#### [DIRECTIONS]
Go through the material and pull out every line with the string "Keuangan" in it.

#### [EXCERPTED DATA]
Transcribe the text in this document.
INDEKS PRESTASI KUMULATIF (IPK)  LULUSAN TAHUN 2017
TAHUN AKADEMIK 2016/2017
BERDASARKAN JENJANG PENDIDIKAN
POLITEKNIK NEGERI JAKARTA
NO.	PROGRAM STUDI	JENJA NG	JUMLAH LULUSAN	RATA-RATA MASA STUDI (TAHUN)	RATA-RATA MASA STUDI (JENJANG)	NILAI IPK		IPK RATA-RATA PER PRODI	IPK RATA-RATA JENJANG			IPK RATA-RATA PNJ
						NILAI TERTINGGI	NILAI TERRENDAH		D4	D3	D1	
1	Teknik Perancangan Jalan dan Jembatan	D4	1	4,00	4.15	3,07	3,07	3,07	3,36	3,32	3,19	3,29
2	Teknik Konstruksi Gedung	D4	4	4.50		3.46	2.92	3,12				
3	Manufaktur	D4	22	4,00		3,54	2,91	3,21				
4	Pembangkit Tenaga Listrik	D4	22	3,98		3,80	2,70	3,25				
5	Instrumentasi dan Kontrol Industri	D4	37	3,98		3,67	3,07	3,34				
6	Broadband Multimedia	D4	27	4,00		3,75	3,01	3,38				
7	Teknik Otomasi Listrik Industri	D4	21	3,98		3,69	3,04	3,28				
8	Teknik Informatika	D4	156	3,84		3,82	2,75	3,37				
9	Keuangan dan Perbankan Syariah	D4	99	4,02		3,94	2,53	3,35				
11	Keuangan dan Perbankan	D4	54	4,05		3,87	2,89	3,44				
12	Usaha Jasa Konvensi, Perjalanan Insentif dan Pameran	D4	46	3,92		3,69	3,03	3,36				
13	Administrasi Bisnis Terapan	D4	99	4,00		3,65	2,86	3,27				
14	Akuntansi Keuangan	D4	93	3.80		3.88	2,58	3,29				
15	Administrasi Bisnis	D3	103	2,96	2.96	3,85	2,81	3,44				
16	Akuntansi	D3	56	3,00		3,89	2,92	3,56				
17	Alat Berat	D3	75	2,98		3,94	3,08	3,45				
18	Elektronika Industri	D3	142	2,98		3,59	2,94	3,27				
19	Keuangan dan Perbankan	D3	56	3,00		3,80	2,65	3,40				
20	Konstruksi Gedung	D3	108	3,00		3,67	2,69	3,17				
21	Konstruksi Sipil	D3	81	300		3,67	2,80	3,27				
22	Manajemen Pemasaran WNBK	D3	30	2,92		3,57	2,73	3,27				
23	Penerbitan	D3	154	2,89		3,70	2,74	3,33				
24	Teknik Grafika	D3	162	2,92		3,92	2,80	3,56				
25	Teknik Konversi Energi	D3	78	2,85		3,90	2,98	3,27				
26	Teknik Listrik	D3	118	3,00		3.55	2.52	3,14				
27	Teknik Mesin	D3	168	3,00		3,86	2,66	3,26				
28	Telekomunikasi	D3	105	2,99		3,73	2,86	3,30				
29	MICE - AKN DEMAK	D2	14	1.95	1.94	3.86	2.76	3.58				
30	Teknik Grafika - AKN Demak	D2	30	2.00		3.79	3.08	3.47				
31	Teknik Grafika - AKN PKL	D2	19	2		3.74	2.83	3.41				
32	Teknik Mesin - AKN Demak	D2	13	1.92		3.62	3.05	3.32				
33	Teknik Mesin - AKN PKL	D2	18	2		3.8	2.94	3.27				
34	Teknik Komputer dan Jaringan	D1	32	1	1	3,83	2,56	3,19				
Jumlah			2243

#### [COMPLETED TASK]
9	Keuangan dan Perbankan Syariah	D4	99	4,02		3,94	2,53	3,35				
11	Keuangan dan Perbankan	D4	54	4,05		3,87	2,89	3,44				
14	Akuntansi Keuangan	D4	93	3.80		3.88	2,58	3,29				
19	Keuangan dan Perbankan	D3	56	3,00		3,80	2,65	3,40				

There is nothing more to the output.